Below is a set of records. Repeat all of them exactly.

• **MATERIAL SHOWN**
──────────

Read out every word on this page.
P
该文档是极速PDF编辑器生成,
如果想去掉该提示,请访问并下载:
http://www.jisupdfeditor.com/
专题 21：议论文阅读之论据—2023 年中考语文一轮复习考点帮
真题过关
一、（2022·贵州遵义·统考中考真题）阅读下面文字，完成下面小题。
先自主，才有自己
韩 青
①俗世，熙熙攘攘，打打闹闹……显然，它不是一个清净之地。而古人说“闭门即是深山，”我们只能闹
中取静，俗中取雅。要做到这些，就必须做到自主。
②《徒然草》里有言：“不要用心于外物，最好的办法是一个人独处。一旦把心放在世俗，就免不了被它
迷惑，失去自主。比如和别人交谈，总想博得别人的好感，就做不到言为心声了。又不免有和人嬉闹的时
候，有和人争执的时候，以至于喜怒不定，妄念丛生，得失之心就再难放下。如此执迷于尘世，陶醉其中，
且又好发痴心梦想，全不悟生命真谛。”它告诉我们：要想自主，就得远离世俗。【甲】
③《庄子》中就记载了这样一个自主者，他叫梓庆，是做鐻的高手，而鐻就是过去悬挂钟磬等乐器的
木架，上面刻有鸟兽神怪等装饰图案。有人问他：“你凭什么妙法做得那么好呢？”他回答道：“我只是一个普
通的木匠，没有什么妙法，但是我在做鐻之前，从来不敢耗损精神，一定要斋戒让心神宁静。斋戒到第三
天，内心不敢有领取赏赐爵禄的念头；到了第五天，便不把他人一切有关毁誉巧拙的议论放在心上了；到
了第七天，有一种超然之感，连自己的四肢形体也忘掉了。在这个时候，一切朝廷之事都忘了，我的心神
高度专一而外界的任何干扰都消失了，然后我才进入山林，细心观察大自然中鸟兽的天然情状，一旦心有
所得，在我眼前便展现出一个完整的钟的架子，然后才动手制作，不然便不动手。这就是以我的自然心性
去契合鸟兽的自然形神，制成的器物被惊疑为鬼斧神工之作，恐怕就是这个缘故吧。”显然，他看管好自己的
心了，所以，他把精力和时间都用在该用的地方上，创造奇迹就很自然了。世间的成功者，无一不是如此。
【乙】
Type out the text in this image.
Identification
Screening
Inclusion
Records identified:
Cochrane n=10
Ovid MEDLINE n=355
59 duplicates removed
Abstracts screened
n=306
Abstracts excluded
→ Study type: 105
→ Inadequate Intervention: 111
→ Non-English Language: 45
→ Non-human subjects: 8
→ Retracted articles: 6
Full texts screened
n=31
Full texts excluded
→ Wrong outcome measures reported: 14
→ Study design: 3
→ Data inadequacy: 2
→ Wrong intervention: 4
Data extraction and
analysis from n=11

──────────

• **WORKED ANSWER**
Read out every word on this page.
P
该文档是极速PDF编辑器生成,
如果想去掉该提示,请访问并下载:
http://www.jisupdfeditor.com/
专题 21：议论文阅读之论据—2023 年中考语文一轮复习考点帮
真题过关
一、（2022·贵州遵义·统考中考真题）阅读下面文字，完成下面小题。
先自主，才有自己
韩 青
①俗世，熙熙攘攘，打打闹闹……显然，它不是一个清净之地。而古人说“闭门即是深山，”我们只能闹
中取静，俗中取雅。要做到这些，就必须做到自主。
②《徒然草》里有言：“不要用心于外物，最好的办法是一个人独处。一旦把心放在世俗，就免不了被它
迷惑，失去自主。比如和别人交谈，总想博得别人的好感，就做不到言为心声了。又不免有和人嬉闹的时
候，有和人争执的时候，以至于喜怒不定，妄念丛生，得失之心就再难放下。如此执迷于尘世，陶醉其中，
且又好发痴心梦想，全不悟生命真谛。”它告诉我们：要想自主，就得远离世俗。【甲】
③《庄子》中就记载了这样一个自主者，他叫梓庆，是做鐻的高手，而鐻就是过去悬挂钟磬等乐器的
木架，上面刻有鸟兽神怪等装饰图案。有人问他：“你凭什么妙法做得那么好呢？”他回答道：“我只是一个普
通的木匠，没有什么妙法，但是我在做鐻之前，从来不敢耗损精神，一定要斋戒让心神宁静。斋戒到第三
天，内心不敢有领取赏赐爵禄的念头；到了第五天，便不把他人一切有关毁誉巧拙的议论放在心上了；到
了第七天，有一种超然之感，连自己的四肢形体也忘掉了。在这个时候，一切朝廷之事都忘了，我的心神
高度专一而外界的任何干扰都消失了，然后我才进入山林，细心观察大自然中鸟兽的天然情状，一旦心有
所得，在我眼前便展现出一个完整的钟的架子，然后才动手制作，不然便不动手。这就是以我的自然心性
去契合鸟兽的自然形神，制成的器物被惊疑为鬼斧神工之作，恐怕就是这个缘故吧。”显然，他看管好自己的
心了，所以，他把精力和时间都用在该用的地方上，创造奇迹就很自然了。世间的成功者，无一不是如此。
【乙】
Type out the text in this image.
Identification
Screening
Inclusion
Records identified:
Cochrane n=10
Ovid MEDLINE n=355
59 duplicates removed
Abstracts screened
n=306
Abstracts excluded
→ Study type: 105
→ Inadequate Intervention: 111
→ Non-English Language: 45
→ Non-human subjects: 8
→ Retracted articles: 6
Full texts screened
n=31
Full texts excluded
→ Wrong outcome measures reported: 14
→ Study design: 3
→ Data inadequacy: 2
→ Wrong intervention: 4
Data extraction and
analysis from n=11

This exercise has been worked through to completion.